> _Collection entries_
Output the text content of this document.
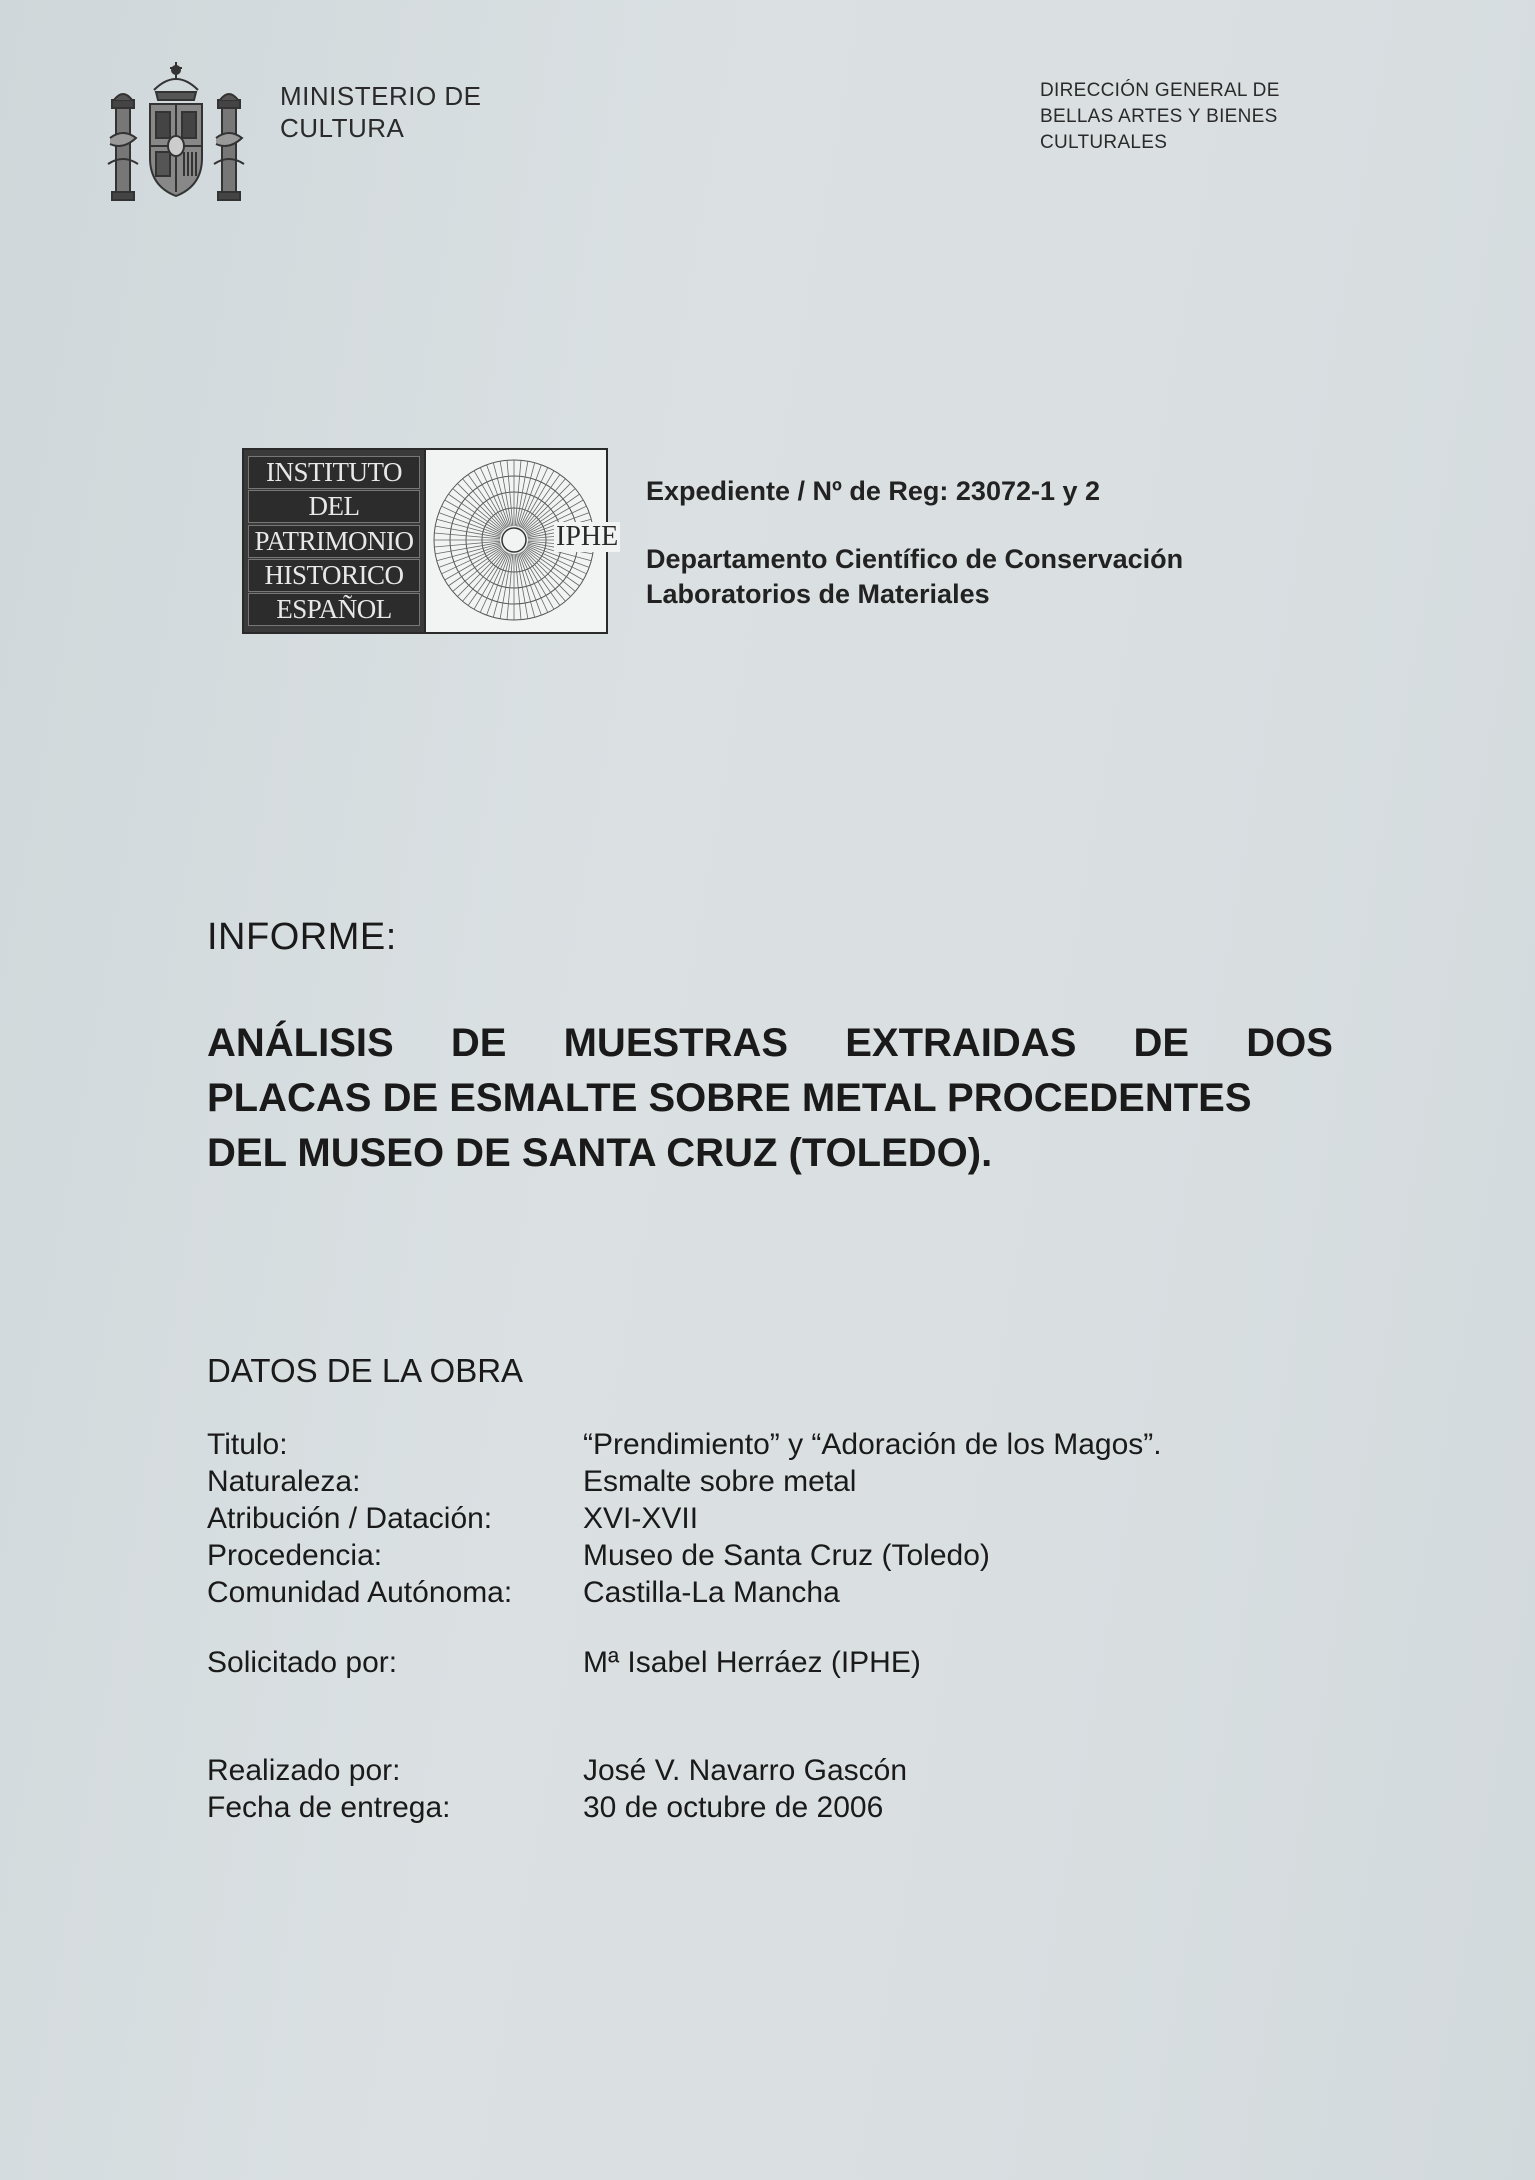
MINISTERIO DE
CULTURA
DIRECCIÓN GENERAL DE
BELLAS ARTES Y BIENES
CULTURALES
INSTITUTO
DEL
PATRIMONIO
HISTORICO
ESPAÑOL
IPHE
Expediente / Nº de Reg: 23072-1 y 2
Departamento Científico de Conservación
Laboratorios de Materiales
INFORME:
ANÁLISIS DE MUESTRAS EXTRAIDAS DE DOS
PLACAS DE ESMALTE SOBRE METAL PROCEDENTES
DEL MUSEO DE SANTA CRUZ (TOLEDO).
DATOS DE LA OBRA
Titulo:	“Prendimiento” y “Adoración de los Magos”.
Naturaleza:	Esmalte sobre metal
Atribución / Datación:	XVI-XVII
Procedencia:	Museo de Santa Cruz (Toledo)
Comunidad Autónoma: Castilla-La Mancha
Solicitado por:	Mª Isabel Herráez (IPHE)
Realizado por:	José V. Navarro Gascón
Fecha de entrega:	30 de octubre de 2006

> _What this task involves_
Count the lines above that contain the word "IPHE", and give only that number.

> _Problem solution_
2